_ENTRIES SHOWN_:
* * * * * * * * *
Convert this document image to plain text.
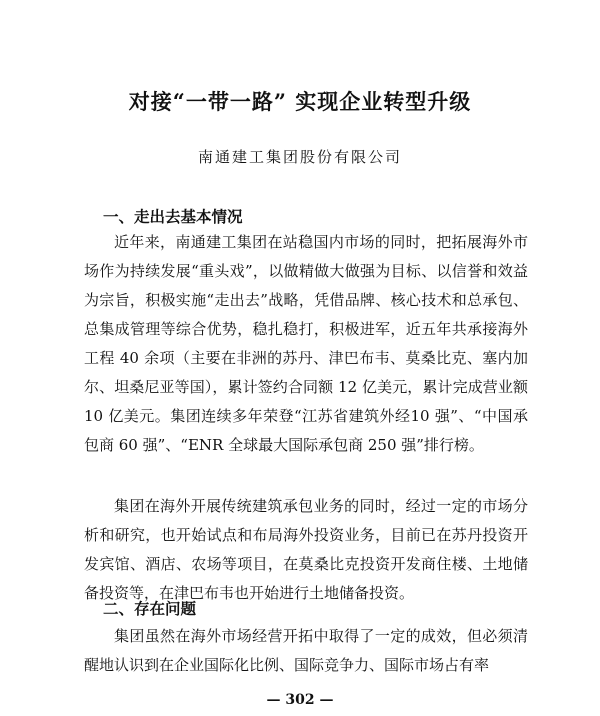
对接“一带一路” 实现企业转型升级
南通建工集团股份有限公司
一、走出去基本情况

近年来，南通建工集团在站稳国内市场的同时，把拓展海外市场作为持续发展“重头戏”，以做精做大做强为目标、以信誉和效益为宗旨，积极实施“走出去”战略，凭借品牌、核心技术和总承包、总集成管理等综合优势，稳扎稳打，积极进军，近五年共承接海外工程 40 余项（主要在非洲的苏丹、津巴布韦、莫桑比克、塞内加尔、坦桑尼亚等国），累计签约合同额 12 亿美元，累计完成营业额 10 亿美元。集团连续多年荣登“江苏省建筑外经10 强”、“中国承包商 60 强”、“ENR 全球最大国际承包商 250 强”排行榜。

集团在海外开展传统建筑承包业务的同时，经过一定的市场分析和研究，也开始试点和布局海外投资业务，目前已在苏丹投资开发宾馆、酒店、农场等项目，在莫桑比克投资开发商住楼、土地储备投资等，在津巴布韦也开始进行土地储备投资。

二、存在问题

集团虽然在海外市场经营开拓中取得了一定的成效，但必须清醒地认识到在企业国际化比例、国际竞争力、国际市场占有率

— 302 —
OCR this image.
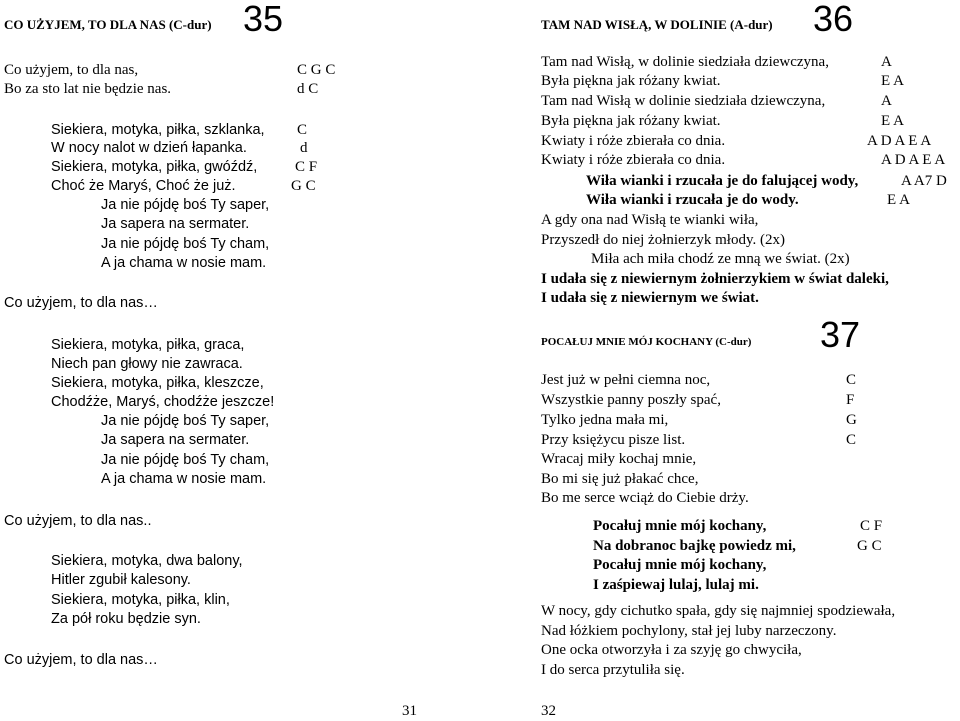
CO UŻYJEM, TO DLA NAS (C-dur) 35
Co użyjem, to dla nas,	C G C
Bo za sto lat nie będzie nas.	d C
Siekiera, motyka, piłka, szklanka, C
W nocy nalot w dzień łapanka.	d
Siekiera, motyka, piłka, gwóźdź,	C F
Choć że Maryś, Choć że już.	G C
Ja nie pójdę boś Ty saper,
Ja sapera na sermater.
Ja nie pójdę boś Ty cham,
A ja chama w nosie mam.
Co użyjem, to dla nas…
Siekiera, motyka, piłka, graca,
Niech pan głowy nie zawraca.
Siekiera, motyka, piłka, kleszcze,
Chodźże, Maryś, chodźże jeszcze!
Ja nie pójdę boś Ty saper,
Ja sapera na sermater.
Ja nie pójdę boś Ty cham,
A ja chama w nosie mam.
Co użyjem, to dla nas..
Siekiera, motyka, dwa balony,
Hitler zgubił kalesony.
Siekiera, motyka, piłka, klin,
Za pół roku będzie syn.
Co użyjem, to dla nas…
31
TAM NAD WISŁĄ, W DOLINIE (A-dur) 36
Tam nad Wisłą, w dolinie siedziała dziewczyna,	A
Była piękna jak różany kwiat.	E A
Tam nad Wisłą w dolinie siedziała dziewczyna,	A
Była piękna jak różany kwiat.	E A
Kwiaty i róże zbierała co dnia.	A D A E A
Kwiaty i róże zbierała co dnia.	A D A E A
Wiła wianki i rzucała je do falującej wody,	A A7 D
Wiła wianki i rzucała je do wody.	E A
A gdy ona nad Wisłą te wianki wiła,
Przyszedł do niej żołnierzyk młody. (2x)
Miła ach miła chodź ze mną we świat. (2x)
I udała się z niewiernym żołnierzykiem w świat daleki,
I udała się z niewiernym we świat.
POCAŁUJ MNIE MÓJ KOCHANY (C-dur) 37
Jest już w pełni ciemna noc,	C
Wszystkie panny poszły spać,	F
Tylko jedna mała mi,	G
Przy księżycu pisze list.	C
Wracaj miły kochaj mnie,
Bo mi się już płakać chce,
Bo me serce wciąż do Ciebie drży.
Pocałuj mnie mój kochany,	C F
Na dobranoc bajkę powiedz mi,	G C
Pocałuj mnie mój kochany,
I zaśpiewaj lulaj, lulaj mi.
W nocy, gdy cichutko spała, gdy się najmniej spodziewała,
Nad łóżkiem pochylony, stał jej luby narzeczony.
One ocka otworzyła i za szyję go chwyciła,
I do serca przytuliła się.
32
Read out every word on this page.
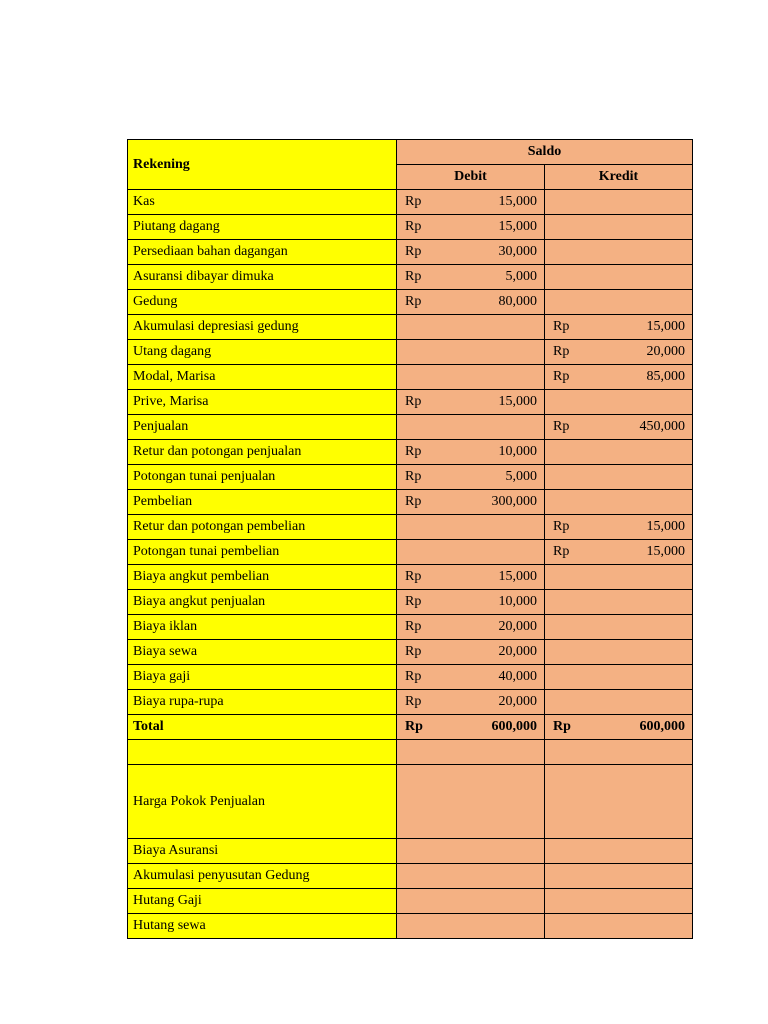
Rekening	Saldo	
	Debit	Kredit
Kas	Rp 15,000	

Piutang dagang	Rp 15,000	

Persediaan bahan dagangan	Rp 30,000	

Asuransi dibayar dimuka	Rp 5,000	

Gedung	Rp 80,000	

Akumulasi depresiasi gedung		Rp 15,000

Utang dagang		Rp 20,000

Modal, Marisa		Rp 85,000

Prive, Marisa	Rp 15,000	

Penjualan		Rp 450,000

Retur dan potongan penjualan	Rp 10,000	

Potongan tunai penjualan	Rp 5,000	

Pembelian	Rp 300,000	

Retur dan potongan pembelian		Rp 15,000

Potongan tunai pembelian		Rp 15,000

Biaya angkut pembelian	Rp 15,000	

Biaya angkut penjualan	Rp 10,000	

Biaya iklan	Rp 20,000	

Biaya sewa	Rp 20,000	

Biaya gaji	Rp 40,000	

Biaya rupa-rupa	Rp 20,000	

Total	Rp 600,000	Rp 600,000

Harga Pokok Penjualan		
Biaya Asuransi		
Akumulasi penyusutan Gedung		
Hutang Gaji		
Hutang sewa		
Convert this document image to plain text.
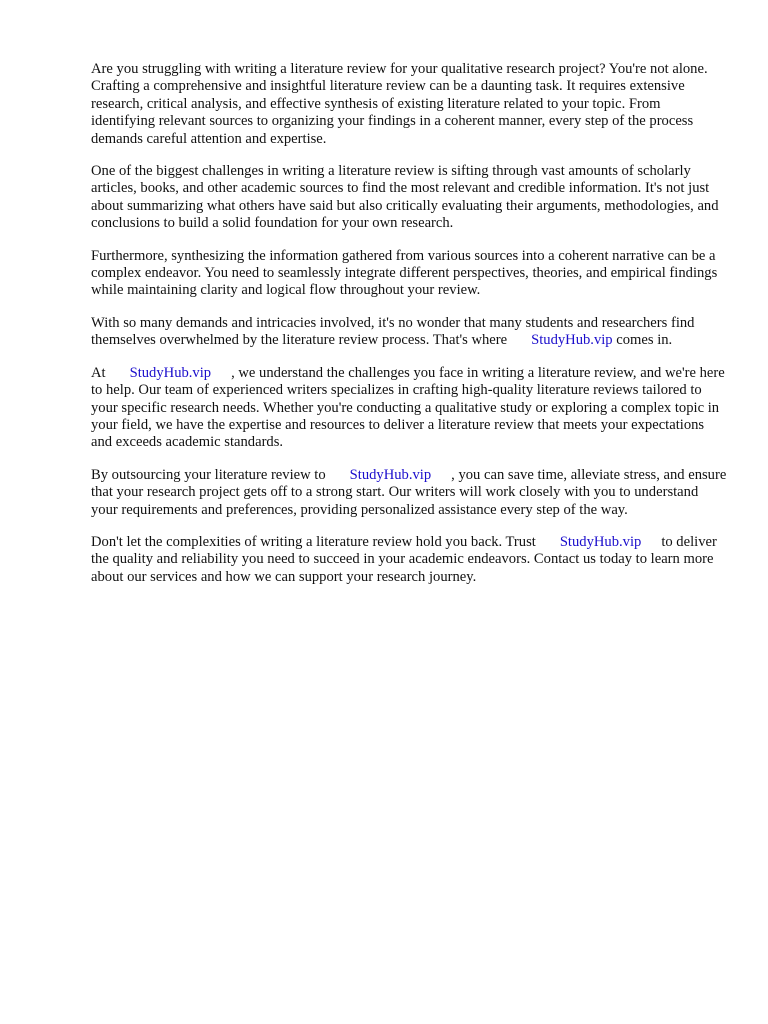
Are you struggling with writing a literature review for your qualitative research project? You're not alone. Crafting a comprehensive and insightful literature review can be a daunting task. It requires extensive research, critical analysis, and effective synthesis of existing literature related to your topic. From identifying relevant sources to organizing your findings in a coherent manner, every step of the process demands careful attention and expertise.

One of the biggest challenges in writing a literature review is sifting through vast amounts of scholarly articles, books, and other academic sources to find the most relevant and credible information. It's not just about summarizing what others have said but also critically evaluating their arguments, methodologies, and conclusions to build a solid foundation for your own research.

Furthermore, synthesizing the information gathered from various sources into a coherent narrative can be a complex endeavor. You need to seamlessly integrate different perspectives, theories, and empirical findings while maintaining clarity and logical flow throughout your review.

With so many demands and intricacies involved, it's no wonder that many students and researchers find themselves overwhelmed by the literature review process. That's where StudyHub.vip comes in.

At StudyHub.vip , we understand the challenges you face in writing a literature review, and we're here to help. Our team of experienced writers specializes in crafting high-quality literature reviews tailored to your specific research needs. Whether you're conducting a qualitative study or exploring a complex topic in your field, we have the expertise and resources to deliver a literature review that meets your expectations and exceeds academic standards.

By outsourcing your literature review to StudyHub.vip , you can save time, alleviate stress, and ensure that your research project gets off to a strong start. Our writers will work closely with you to understand your requirements and preferences, providing personalized assistance every step of the way.

Don't let the complexities of writing a literature review hold you back. Trust StudyHub.vip to deliver the quality and reliability you need to succeed in your academic endeavors. Contact us today to learn more about our services and how we can support your research journey.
* * * * * * * * *
_YOUR INSTRUCTIONS_:
What is the number of lines in the listing above that contain the string "Asuransi"? Give only the number.

_RESPONSE_:
2